* _Records for this exercise_
######
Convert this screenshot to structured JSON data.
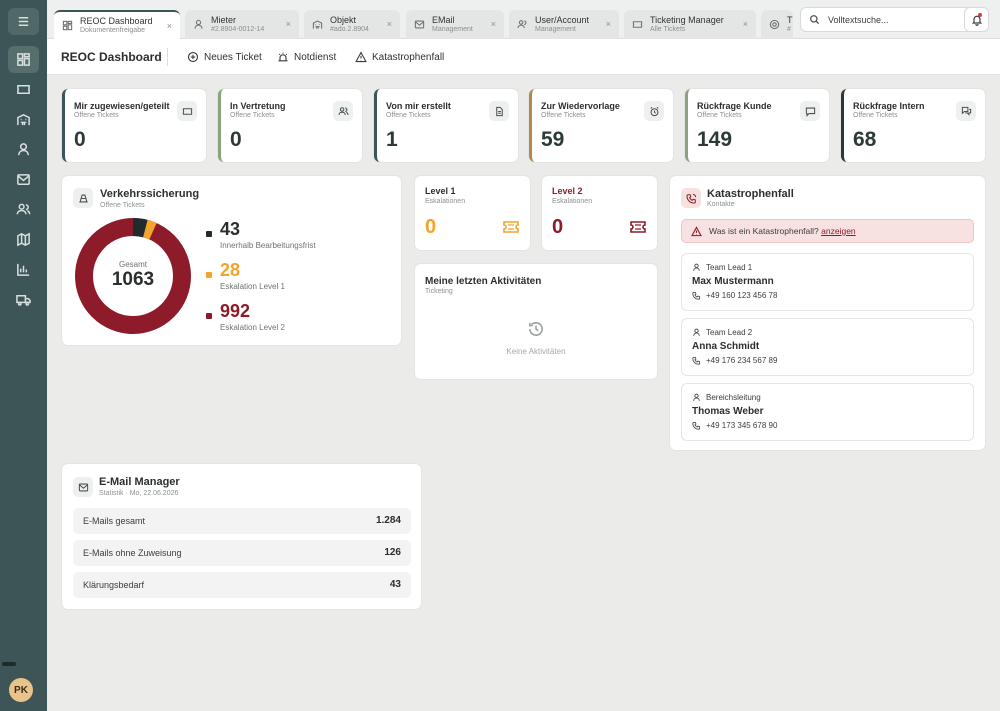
{
  "sidebar": {
    "items": [
      {
        "icon": "dashboard-icon",
        "active": true
      },
      {
        "icon": "ticket-icon"
      },
      {
        "icon": "building-icon"
      },
      {
        "icon": "user-icon"
      },
      {
        "icon": "mail-icon"
      },
      {
        "icon": "users-icon"
      },
      {
        "icon": "map-icon"
      },
      {
        "icon": "chart-icon"
      },
      {
        "icon": "truck-icon"
      }
    ],
    "avatar_initials": "PK"
  },
  "tabs": [
    {
      "title": "REOC Dashboard",
      "subtitle": "Dokumentenfreigabe",
      "close": "×"
    },
    {
      "title": "Mieter",
      "subtitle": "#2.8904-0012-14",
      "close": "×"
    },
    {
      "title": "Objekt",
      "subtitle": "#ado.2.8904",
      "close": "×"
    },
    {
      "title": "EMail",
      "subtitle": "Management",
      "close": "×"
    },
    {
      "title": "User/Account",
      "subtitle": "Management",
      "close": "×"
    },
    {
      "title": "Ticketing Manager",
      "subtitle": "Alle Tickets",
      "close": "×"
    },
    {
      "title": "T",
      "subtitle": "#"
    }
  ],
  "search": {
    "placeholder": "Volltextsuche..."
  },
  "toolbar": {
    "title": "REOC Dashboard",
    "actions": [
      "Neues Ticket",
      "Notdienst",
      "Katastrophenfall"
    ]
  },
  "stats": [
    {
      "title": "Mir zugewiesen/geteilt",
      "subtitle": "Offene Tickets",
      "value": "0",
      "icon": "ticket-icon",
      "accent": "#3d5556"
    },
    {
      "title": "In Vertretung",
      "subtitle": "Offene Tickets",
      "value": "0",
      "icon": "users-icon",
      "accent": "#8aa37e"
    },
    {
      "title": "Von mir erstellt",
      "subtitle": "Offene Tickets",
      "value": "1",
      "icon": "document-icon",
      "accent": "#3d5556"
    },
    {
      "title": "Zur Wiedervorlage",
      "subtitle": "Offene Tickets",
      "value": "59",
      "icon": "alarm-icon",
      "accent": "#b08a4a"
    },
    {
      "title": "Rückfrage Kunde",
      "subtitle": "Offene Tickets",
      "value": "149",
      "icon": "chat-icon",
      "accent": "#8aa37e"
    },
    {
      "title": "Rückfrage Intern",
      "subtitle": "Offene Tickets",
      "value": "68",
      "icon": "chats-icon",
      "accent": "#2b3a38"
    }
  ],
  "traffic": {
    "title": "Verkehrssicherung",
    "subtitle": "Offene Tickets",
    "center_label": "Gesamt",
    "center_value": "1063",
    "items": [
      {
        "value": "43",
        "label": "Innerhalb Bearbeitungsfrist",
        "color": "#1f2b2d"
      },
      {
        "value": "28",
        "label": "Eskalation Level 1",
        "color": "#f2a42c"
      },
      {
        "value": "992",
        "label": "Eskalation Level 2",
        "color": "#8e1b2a"
      }
    ]
  },
  "levels": [
    {
      "title": "Level 1",
      "subtitle": "Eskalationen",
      "value": "0",
      "color": "#f2a42c",
      "title_color": "#2b2f2d"
    },
    {
      "title": "Level 2",
      "subtitle": "Eskalationen",
      "value": "0",
      "color": "#8e1b2a",
      "title_color": "#8e1b2a"
    }
  ],
  "activities": {
    "title": "Meine letzten Aktivitäten",
    "subtitle": "Ticketing",
    "empty": "Keine Aktivitäten"
  },
  "disaster": {
    "title": "Katastrophenfall",
    "subtitle": "Kontakte",
    "alert_text": "Was ist ein Katastrophenfall?",
    "alert_link": "anzeigen",
    "contacts": [
      {
        "role": "Team Lead 1",
        "name": "Max Mustermann",
        "phone": "+49 160 123 456 78"
      },
      {
        "role": "Team Lead 2",
        "name": "Anna Schmidt",
        "phone": "+49 176 234 567 89"
      },
      {
        "role": "Bereichsleitung",
        "name": "Thomas Weber",
        "phone": "+49 173 345 678 90"
      }
    ]
  },
  "email": {
    "title": "E-Mail Manager",
    "subtitle": "Statistik · Mo, 22.06.2026",
    "rows": [
      {
        "label": "E-Mails gesamt",
        "value": "1.284"
      },
      {
        "label": "E-Mails ohne Zuweisung",
        "value": "126"
      },
      {
        "label": "Klärungsbedarf",
        "value": "43"
      }
    ]
  }
}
######
* _Stated exercise_
Return every line above that contains the word "Mails".

* _Response to this exercise_
        "label": "E-Mails gesamt",
        "label": "E-Mails ohne Zuweisung",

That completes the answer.